(Rows from a dataset)

☆ ☆ ☆ ☆ ☆

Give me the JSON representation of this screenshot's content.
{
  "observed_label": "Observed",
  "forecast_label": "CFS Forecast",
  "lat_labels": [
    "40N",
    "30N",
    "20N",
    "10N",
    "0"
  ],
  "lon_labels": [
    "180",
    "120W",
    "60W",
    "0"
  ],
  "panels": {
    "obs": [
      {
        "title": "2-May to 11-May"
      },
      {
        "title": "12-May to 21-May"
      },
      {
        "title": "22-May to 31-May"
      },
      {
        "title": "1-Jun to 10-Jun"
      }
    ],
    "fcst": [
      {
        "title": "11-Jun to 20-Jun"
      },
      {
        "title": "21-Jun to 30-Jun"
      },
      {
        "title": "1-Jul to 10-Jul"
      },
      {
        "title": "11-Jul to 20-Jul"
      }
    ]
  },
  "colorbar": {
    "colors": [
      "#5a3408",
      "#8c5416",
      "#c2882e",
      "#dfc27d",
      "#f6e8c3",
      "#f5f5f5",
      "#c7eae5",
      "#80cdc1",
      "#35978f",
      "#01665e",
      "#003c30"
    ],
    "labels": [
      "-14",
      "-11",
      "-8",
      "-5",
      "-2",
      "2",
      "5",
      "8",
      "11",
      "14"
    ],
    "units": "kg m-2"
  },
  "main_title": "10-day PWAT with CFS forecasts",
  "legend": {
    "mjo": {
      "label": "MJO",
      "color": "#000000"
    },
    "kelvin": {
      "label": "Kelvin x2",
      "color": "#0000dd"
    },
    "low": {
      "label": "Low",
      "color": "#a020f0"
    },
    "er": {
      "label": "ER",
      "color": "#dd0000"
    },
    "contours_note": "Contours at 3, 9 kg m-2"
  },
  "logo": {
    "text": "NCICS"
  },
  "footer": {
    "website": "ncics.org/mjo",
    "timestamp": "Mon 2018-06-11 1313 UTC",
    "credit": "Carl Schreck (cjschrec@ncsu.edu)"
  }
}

☆ ☆ ☆ ☆ ☆

EXERCISE TASK ▸ Repeat the material from above exactly, word for word.

ANSWER TO THIS PROBLEM ▸
Give me the JSON representation of this screenshot's content.
{
  "observed_label": "Observed",
  "forecast_label": "CFS Forecast",
  "lat_labels": [
    "40N",
    "30N",
    "20N",
    "10N",
    "0"
  ],
  "lon_labels": [
    "180",
    "120W",
    "60W",
    "0"
  ],
  "panels": {
    "obs": [
      {
        "title": "2-May to 11-May"
      },
      {
        "title": "12-May to 21-May"
      },
      {
        "title": "22-May to 31-May"
      },
      {
        "title": "1-Jun to 10-Jun"
      }
    ],
    "fcst": [
      {
        "title": "11-Jun to 20-Jun"
      },
      {
        "title": "21-Jun to 30-Jun"
      },
      {
        "title": "1-Jul to 10-Jul"
      },
      {
        "title": "11-Jul to 20-Jul"
      }
    ]
  },
  "colorbar": {
    "colors": [
      "#5a3408",
      "#8c5416",
      "#c2882e",
      "#dfc27d",
      "#f6e8c3",
      "#f5f5f5",
      "#c7eae5",
      "#80cdc1",
      "#35978f",
      "#01665e",
      "#003c30"
    ],
    "labels": [
      "-14",
      "-11",
      "-8",
      "-5",
      "-2",
      "2",
      "5",
      "8",
      "11",
      "14"
    ],
    "units": "kg m-2"
  },
  "main_title": "10-day PWAT with CFS forecasts",
  "legend": {
    "mjo": {
      "label": "MJO",
      "color": "#000000"
    },
    "kelvin": {
      "label": "Kelvin x2",
      "color": "#0000dd"
    },
    "low": {
      "label": "Low",
      "color": "#a020f0"
    },
    "er": {
      "label": "ER",
      "color": "#dd0000"
    },
    "contours_note": "Contours at 3, 9 kg m-2"
  },
  "logo": {
    "text": "NCICS"
  },
  "footer": {
    "website": "ncics.org/mjo",
    "timestamp": "Mon 2018-06-11 1313 UTC",
    "credit": "Carl Schreck (cjschrec@ncsu.edu)"
  }
}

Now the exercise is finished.